● Written tasks
**1.** From the post, list every quality the writer says they love in Matt Whitmeyer's photographic self portrait.
**2.** In the part of the entries that opens with the line containing "data-point-group: 14. Efforts" and closes with the line containing "data-point bbox=[880, 205, 893, 217]", switch "Efforts" to "Campaigns" and give those lines again with everything else unchanged.

Posts Tagged ‘Memorial Art Gallery’

Beam In On Me Baby

Wednesday, August 18th, 2010

Matt Whitmeyer self portrait at the Memorial Art Gallery in Rochester, New York

Most portraits are really self portraits or at least the goods ones are. And collectively the outdoor show of local self portraits, submitted as jpegs to the D&C and printed on durable plastic and tie-wrapped to the fence surrounding the Memorial Art Gallery’s grounds, work as a portrait of the city. I generally lean toward the most expressive painting in a show like this but my favorite was Matt Whitmeyer‘s photographic self portrait. I love the dead pan generic quality, the grey environment and minimal color. I love the calm but deliberate delivery, the cool but intense stare. He appears to be looking right at you but when I looked back at him I found he he wasn’t really looking at anything and then after five minutes or so our eyes connected and I moved on. I looked down at the ground and found this bag of stones, a construction worker’s self portrait.

● Information provided

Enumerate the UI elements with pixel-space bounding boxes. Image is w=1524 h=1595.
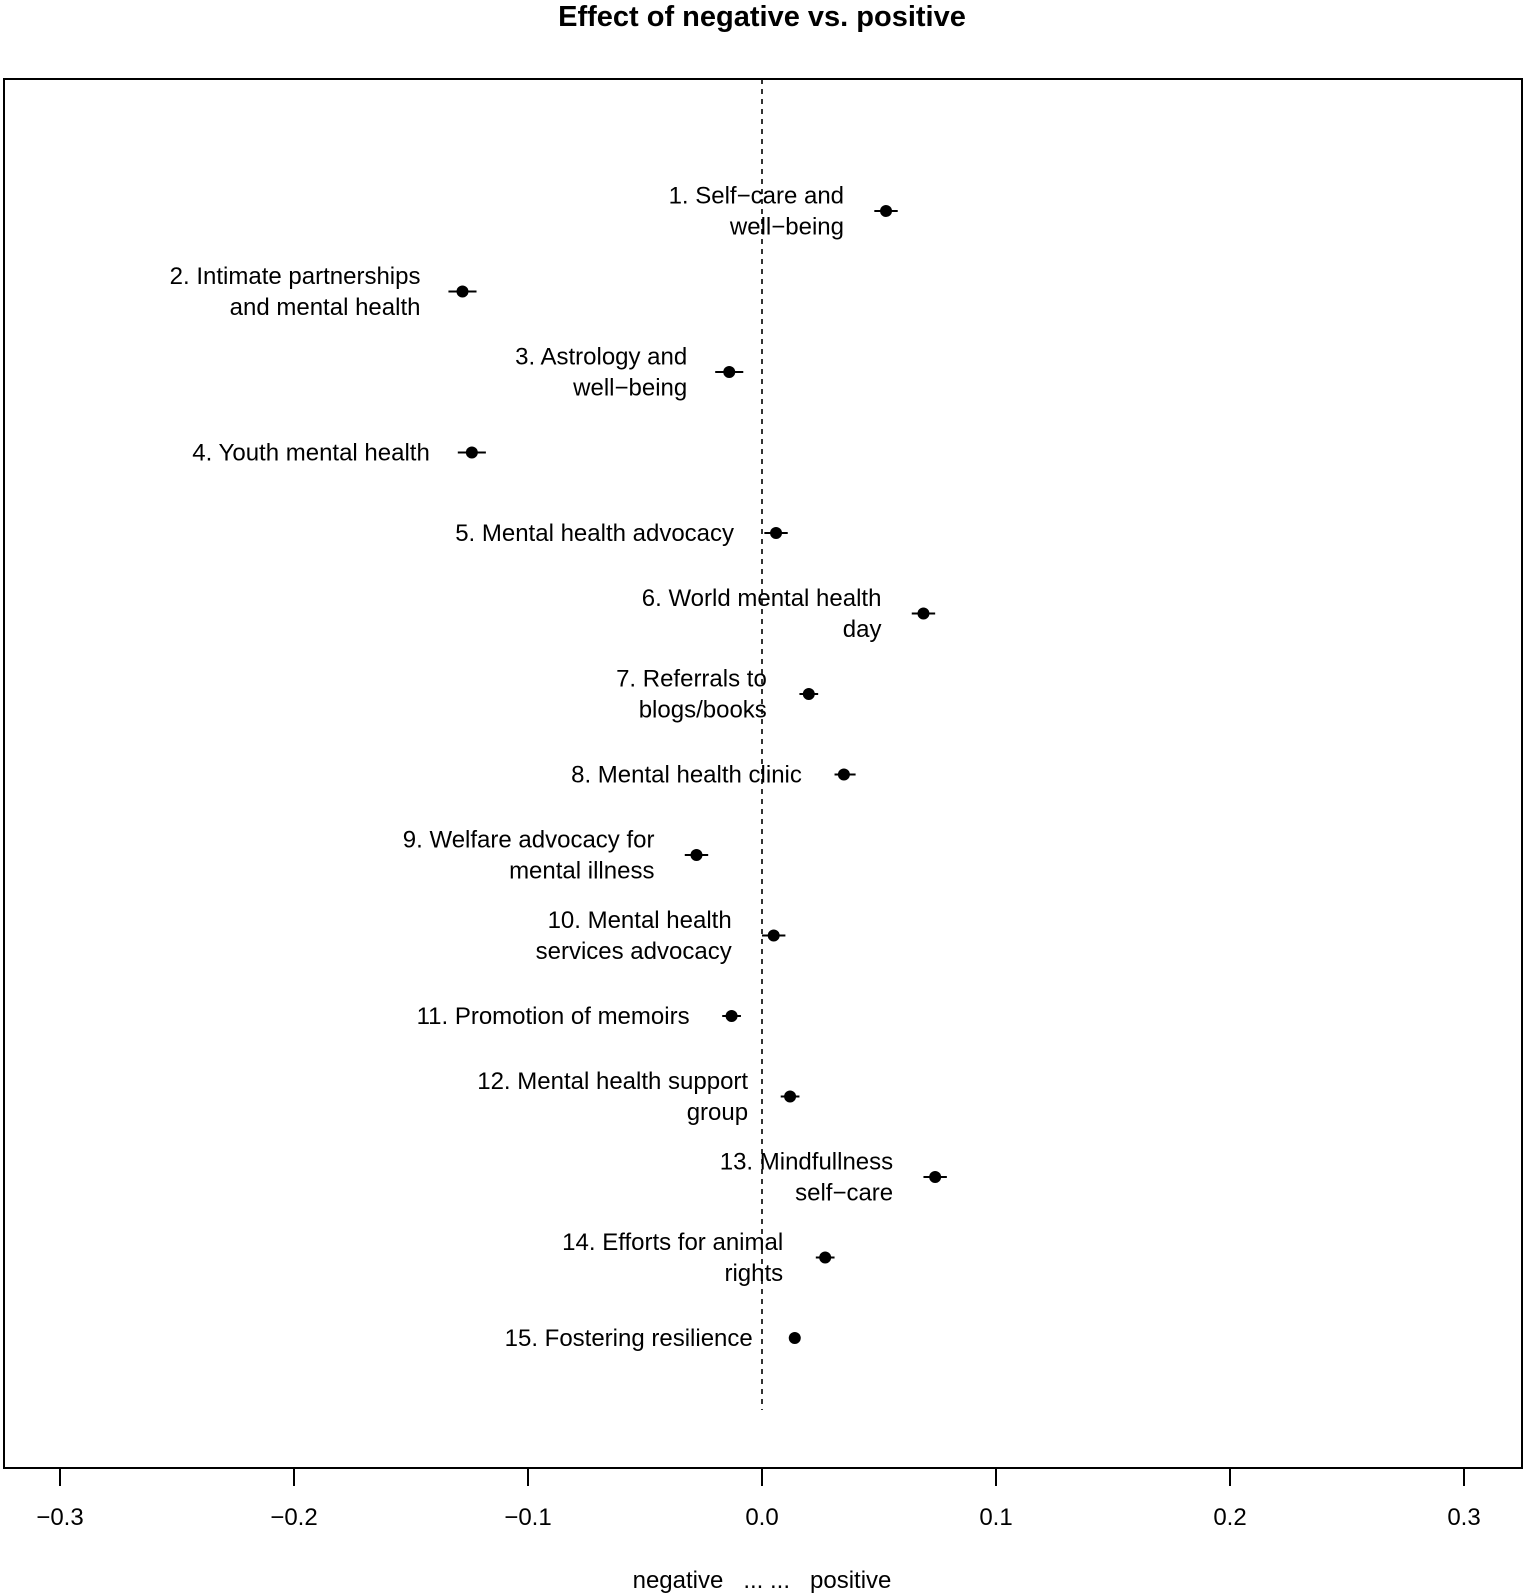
data-point-group: 14. Efforts for animal rights bbox=[562, 1229, 835, 1287]
point-label-line: well−being bbox=[729, 214, 844, 241]
data-point-group: 7. Referrals to blogs/books bbox=[616, 666, 819, 724]
point-label: 15. Fostering resilience bbox=[505, 1325, 753, 1352]
data-point bbox=[723, 366, 736, 378]
x-tick-label: 0.2 bbox=[1213, 1504, 1246, 1531]
point-label-line: 14. Efforts for animal bbox=[562, 1229, 783, 1256]
point-label-line: 10. Mental health bbox=[548, 907, 732, 934]
point-label: 12. Mental health support group bbox=[477, 1068, 748, 1126]
point-label-line: mental illness bbox=[509, 858, 654, 885]
point-label: 1. Self−care and well−being bbox=[669, 183, 844, 241]
point-label-line: day bbox=[843, 616, 882, 643]
x-tick-label: 0.1 bbox=[979, 1504, 1012, 1531]
point-label-line: 4. Youth mental health bbox=[192, 440, 430, 467]
data-point-group: 4. Youth mental health bbox=[192, 440, 486, 467]
point-label-line: and mental health bbox=[230, 294, 421, 321]
data-point-group: 6. World mental health day bbox=[642, 585, 936, 643]
point-label: 7. Referrals to blogs/books bbox=[616, 666, 767, 724]
point-label-line: 12. Mental health support bbox=[477, 1068, 748, 1095]
data-point bbox=[465, 446, 478, 459]
point-label-line: self−care bbox=[795, 1180, 893, 1207]
point-label-line: 1. Self−care and bbox=[669, 183, 844, 210]
data-point-group: 11. Promotion of memoirs bbox=[417, 1003, 741, 1030]
point-label: 5. Mental health advocacy bbox=[455, 520, 734, 547]
x-tick-label: −0.3 bbox=[36, 1504, 83, 1531]
data-point bbox=[880, 205, 893, 217]
point-label-line: blogs/books bbox=[639, 697, 767, 724]
point-label: 11. Promotion of memoirs bbox=[417, 1003, 690, 1030]
data-point-group: 2. Intimate partnerships and mental healt… bbox=[170, 263, 477, 321]
point-label: 8. Mental health clinic bbox=[571, 762, 802, 789]
point-label-line: 8. Mental health clinic bbox=[571, 762, 802, 789]
x-axis-label: negative ... ... positive bbox=[633, 1567, 892, 1594]
point-label-line: 15. Fostering resilience bbox=[505, 1325, 753, 1352]
data-point bbox=[819, 1251, 832, 1264]
data-point bbox=[456, 285, 469, 298]
data-point bbox=[788, 1332, 801, 1344]
data-point-group: 12. Mental health support group bbox=[477, 1068, 800, 1126]
data-point bbox=[802, 688, 815, 700]
point-label-line: well−being bbox=[572, 375, 687, 402]
point-label-line: 3. Astrology and bbox=[515, 344, 687, 371]
point-label-line: 13. Mindfullness bbox=[720, 1149, 893, 1176]
data-point-group: 10. Mental health services advocacy bbox=[536, 907, 786, 965]
chart-title: Effect of negative vs. positive bbox=[558, 1, 966, 33]
data-point-group: 15. Fostering resilience bbox=[505, 1325, 801, 1352]
data-point bbox=[837, 768, 850, 781]
data-point-group: 1. Self−care and well−being bbox=[669, 183, 898, 241]
data-point bbox=[770, 527, 783, 539]
data-point bbox=[725, 1010, 738, 1022]
point-label-line: 11. Promotion of memoirs bbox=[417, 1003, 690, 1030]
data-point-group: 3. Astrology and well−being bbox=[515, 344, 744, 402]
x-axis: −0.3 −0.2 −0.1 0.0 0.1 0.2 0.3 bbox=[36, 1467, 1481, 1531]
data-point bbox=[690, 849, 703, 861]
point-label-line: 5. Mental health advocacy bbox=[455, 520, 734, 547]
point-label: 10. Mental health services advocacy bbox=[536, 907, 732, 965]
point-label-line: 2. Intimate partnerships bbox=[170, 263, 421, 290]
point-label: 2. Intimate partnerships and mental healt… bbox=[170, 263, 421, 321]
data-point bbox=[784, 1090, 797, 1103]
x-tick-label: 0.0 bbox=[745, 1504, 778, 1531]
points-layer: 1. Self−care and well−being 2. Intimate pa… bbox=[170, 183, 947, 1352]
data-point-group: 8. Mental health clinic bbox=[571, 762, 856, 789]
point-label-line: services advocacy bbox=[536, 938, 732, 965]
point-label: 6. World mental health day bbox=[642, 585, 882, 643]
data-point bbox=[917, 607, 930, 620]
x-tick-label: −0.2 bbox=[270, 1504, 317, 1531]
point-label: 4. Youth mental health bbox=[192, 440, 430, 467]
data-point-group: 13. Mindfullness self−care bbox=[720, 1149, 947, 1207]
x-tick-label: 0.3 bbox=[1447, 1504, 1480, 1531]
point-label: 14. Efforts for animal rights bbox=[562, 1229, 783, 1287]
point-label: 3. Astrology and well−being bbox=[515, 344, 687, 402]
point-label-line: rights bbox=[724, 1260, 783, 1287]
point-label: 13. Mindfullness self−care bbox=[720, 1149, 893, 1207]
x-tick-label: −0.1 bbox=[504, 1504, 551, 1531]
point-label-line: 9. Welfare advocacy for bbox=[403, 827, 655, 854]
point-label-line: group bbox=[687, 1099, 748, 1126]
point-label-line: 6. World mental health bbox=[642, 585, 882, 612]
data-point-group: 9. Welfare advocacy for mental illness bbox=[403, 827, 709, 885]
data-point-group: 5. Mental health advocacy bbox=[455, 520, 788, 547]
data-point bbox=[767, 929, 780, 942]
data-point bbox=[929, 1171, 942, 1183]
point-label-line: 7. Referrals to bbox=[616, 666, 767, 693]
point-label: 9. Welfare advocacy for mental illness bbox=[403, 827, 655, 885]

● Outputs
**1.**
- the dead pan generic quality
- the grey environment
- minimal color
- the calm but deliberate delivery
- the cool but intense stare

**2.**
data-point-group: 14. Campaigns for animal rights bbox=[562, 1229, 835, 1287]
point-label-line: well−being bbox=[729, 214, 844, 241]
data-point-group: 7. Referrals to blogs/books bbox=[616, 666, 819, 724]
point-label: 15. Fostering resilience bbox=[505, 1325, 753, 1352]
data-point bbox=[723, 366, 736, 378]
x-tick-label: 0.2 bbox=[1213, 1504, 1246, 1531]
point-label-line: 14. Campaigns for animal bbox=[562, 1229, 783, 1256]
point-label-line: 10. Mental health bbox=[548, 907, 732, 934]
point-label: 12. Mental health support group bbox=[477, 1068, 748, 1126]
point-label-line: mental illness bbox=[509, 858, 654, 885]
point-label: 1. Self−care and well−being bbox=[669, 183, 844, 241]
point-label-line: day bbox=[843, 616, 882, 643]
x-tick-label: 0.1 bbox=[979, 1504, 1012, 1531]
point-label-line: 4. Youth mental health bbox=[192, 440, 430, 467]
data-point-group: 4. Youth mental health bbox=[192, 440, 486, 467]
point-label-line: and mental health bbox=[230, 294, 421, 321]
data-point-group: 6. World mental health day bbox=[642, 585, 936, 643]
point-label: 7. Referrals to blogs/books bbox=[616, 666, 767, 724]
point-label-line: 12. Mental health support bbox=[477, 1068, 748, 1095]
data-point bbox=[465, 446, 478, 459]
point-label-line: self−care bbox=[795, 1180, 893, 1207]
point-label-line: 1. Self−care and bbox=[669, 183, 844, 210]
data-point-group: 11. Promotion of memoirs bbox=[417, 1003, 741, 1030]
point-label: 5. Mental health advocacy bbox=[455, 520, 734, 547]
x-tick-label: −0.3 bbox=[36, 1504, 83, 1531]
data-point bbox=[880, 205, 893, 217]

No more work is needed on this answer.